— START —
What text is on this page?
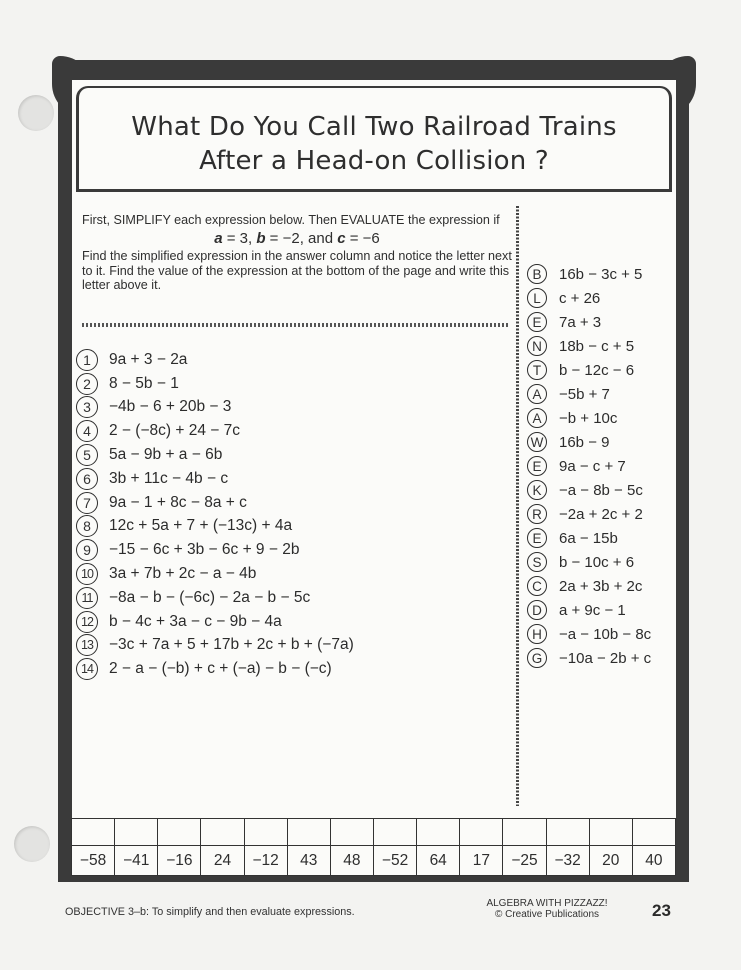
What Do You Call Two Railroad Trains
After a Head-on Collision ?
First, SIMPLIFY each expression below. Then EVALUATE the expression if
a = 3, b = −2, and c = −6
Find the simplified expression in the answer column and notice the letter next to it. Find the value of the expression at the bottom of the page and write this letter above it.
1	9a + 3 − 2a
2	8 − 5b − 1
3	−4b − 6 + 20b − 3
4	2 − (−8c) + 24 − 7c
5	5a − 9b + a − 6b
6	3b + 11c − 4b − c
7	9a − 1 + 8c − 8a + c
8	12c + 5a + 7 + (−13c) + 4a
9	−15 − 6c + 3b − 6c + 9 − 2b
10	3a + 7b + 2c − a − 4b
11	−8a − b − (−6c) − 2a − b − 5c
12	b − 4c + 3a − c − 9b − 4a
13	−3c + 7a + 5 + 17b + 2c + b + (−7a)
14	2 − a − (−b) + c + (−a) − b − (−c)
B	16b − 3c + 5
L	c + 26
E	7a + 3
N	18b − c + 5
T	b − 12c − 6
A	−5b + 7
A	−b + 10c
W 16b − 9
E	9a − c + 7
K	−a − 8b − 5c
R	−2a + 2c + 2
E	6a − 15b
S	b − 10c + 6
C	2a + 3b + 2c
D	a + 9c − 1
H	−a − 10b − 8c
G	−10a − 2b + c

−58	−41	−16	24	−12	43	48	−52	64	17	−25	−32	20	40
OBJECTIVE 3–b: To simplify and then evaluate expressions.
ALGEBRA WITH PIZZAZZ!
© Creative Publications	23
— END —
- What to do: Reproduce all of the data exactly; the pictures do not belong in the copy.

- Correct output:
What text is on this page?
What Do You Call Two Railroad Trains
After a Head-on Collision ?
First, SIMPLIFY each expression below. Then EVALUATE the expression if
a = 3, b = −2, and c = −6
Find the simplified expression in the answer column and notice the letter next to it. Find the value of the expression at the bottom of the page and write this letter above it.
1	9a + 3 − 2a
2	8 − 5b − 1
3	−4b − 6 + 20b − 3
4	2 − (−8c) + 24 − 7c
5	5a − 9b + a − 6b
6	3b + 11c − 4b − c
7	9a − 1 + 8c − 8a + c
8	12c + 5a + 7 + (−13c) + 4a
9	−15 − 6c + 3b − 6c + 9 − 2b
10	3a + 7b + 2c − a − 4b
11	−8a − b − (−6c) − 2a − b − 5c
12	b − 4c + 3a − c − 9b − 4a
13	−3c + 7a + 5 + 17b + 2c + b + (−7a)
14	2 − a − (−b) + c + (−a) − b − (−c)
B	16b − 3c + 5
L	c + 26
E	7a + 3
N	18b − c + 5
T	b − 12c − 6
A	−5b + 7
A	−b + 10c
W 16b − 9
E	9a − c + 7
K	−a − 8b − 5c
R	−2a + 2c + 2
E	6a − 15b
S	b − 10c + 6
C	2a + 3b + 2c
D	a + 9c − 1
H	−a − 10b − 8c
G	−10a − 2b + c

−58	−41	−16	24	−12	43	48	−52	64	17	−25	−32	20	40
OBJECTIVE 3–b: To simplify and then evaluate expressions.
ALGEBRA WITH PIZZAZZ!
© Creative Publications	23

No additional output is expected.